• [Directions for this task] Set down every entry word for word. Omit the pictures.

• [Recorded data]
★ ★ ★
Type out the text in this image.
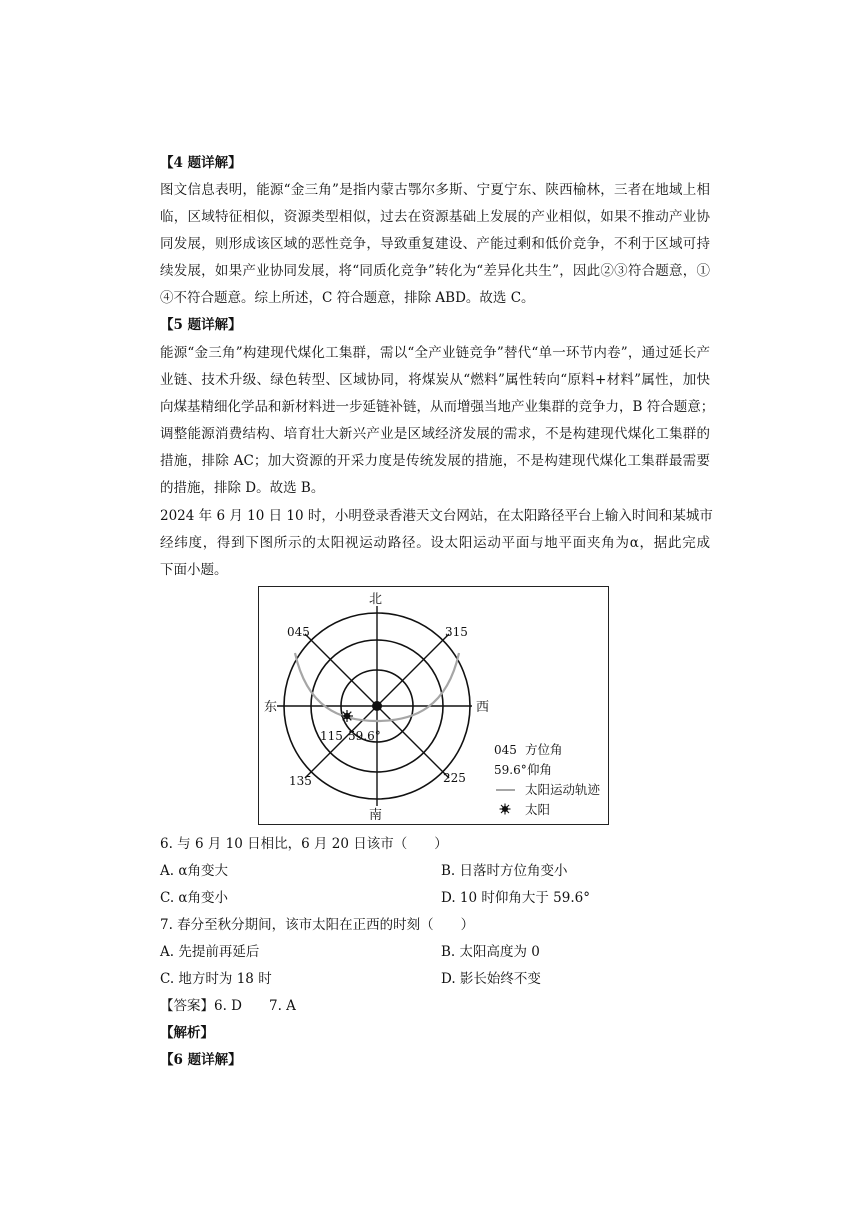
【4 题详解】
图文信息表明，能源“金三角”是指内蒙古鄂尔多斯、宁夏宁东、陕西榆林，三者在地域上相
临，区域特征相似，资源类型相似，过去在资源基础上发展的产业相似，如果不推动产业协
同发展，则形成该区域的恶性竞争，导致重复建设、产能过剩和低价竞争，不利于区域可持
续发展，如果产业协同发展，将“同质化竞争”转化为“差异化共生”，因此②③符合题意，①
④不符合题意。综上所述，C 符合题意，排除 ABD。故选 C。
【5 题详解】
能源“金三角”构建现代煤化工集群，需以“全产业链竞争”替代“单一环节内卷”，通过延长产
业链、技术升级、绿色转型、区域协同，将煤炭从“燃料”属性转向“原料+材料”属性，加快
向煤基精细化学品和新材料进一步延链补链，从而增强当地产业集群的竞争力，B 符合题意；
调整能源消费结构、培育壮大新兴产业是区域经济发展的需求，不是构建现代煤化工集群的
措施，排除 AC；加大资源的开采力度是传统发展的措施，不是构建现代煤化工集群最需要
的措施，排除 D。故选 B。
2024 年 6 月 10 日 10 时，小明登录香港天文台网站，在太阳路径平台上输入时间和某城市
经纬度，得到下图所示的太阳视运动路径。设太阳运动平面与地平面夹角为α，据此完成
下面小题。
北
南
东	西
045	315
135	225
115 59.6°
045 方位角
59.6° 仰角
太阳运动轨迹
太阳
6. 与 6 月 10 日相比，6 月 20 日该市（　　）
A. α角变大	B. 日落时方位角变小
C. α角变小	D. 10 时仰角大于 59.6°
7. 春分至秋分期间，该市太阳在正西的时刻（　　）
A. 先提前再延后	B. 太阳高度为 0
C. 地方时为 18 时	D. 影长始终不变
【答案】6. D　　7. A
【解析】
【6 题详解】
★ ★ ★
• [Result for this task]
Type out the text in this image.
【4 题详解】
图文信息表明，能源“金三角”是指内蒙古鄂尔多斯、宁夏宁东、陕西榆林，三者在地域上相
临，区域特征相似，资源类型相似，过去在资源基础上发展的产业相似，如果不推动产业协
同发展，则形成该区域的恶性竞争，导致重复建设、产能过剩和低价竞争，不利于区域可持
续发展，如果产业协同发展，将“同质化竞争”转化为“差异化共生”，因此②③符合题意，①
④不符合题意。综上所述，C 符合题意，排除 ABD。故选 C。
【5 题详解】
能源“金三角”构建现代煤化工集群，需以“全产业链竞争”替代“单一环节内卷”，通过延长产
业链、技术升级、绿色转型、区域协同，将煤炭从“燃料”属性转向“原料+材料”属性，加快
向煤基精细化学品和新材料进一步延链补链，从而增强当地产业集群的竞争力，B 符合题意；
调整能源消费结构、培育壮大新兴产业是区域经济发展的需求，不是构建现代煤化工集群的
措施，排除 AC；加大资源的开采力度是传统发展的措施，不是构建现代煤化工集群最需要
的措施，排除 D。故选 B。
2024 年 6 月 10 日 10 时，小明登录香港天文台网站，在太阳路径平台上输入时间和某城市
经纬度，得到下图所示的太阳视运动路径。设太阳运动平面与地平面夹角为α，据此完成
下面小题。
北
南
东	西
045	315
135	225
115 59.6°
045 方位角
59.6° 仰角
太阳运动轨迹
太阳
6. 与 6 月 10 日相比，6 月 20 日该市（　　）
A. α角变大	B. 日落时方位角变小
C. α角变小	D. 10 时仰角大于 59.6°
7. 春分至秋分期间，该市太阳在正西的时刻（　　）
A. 先提前再延后	B. 太阳高度为 0
C. 地方时为 18 时	D. 影长始终不变
【答案】6. D　　7. A
【解析】
【6 题详解】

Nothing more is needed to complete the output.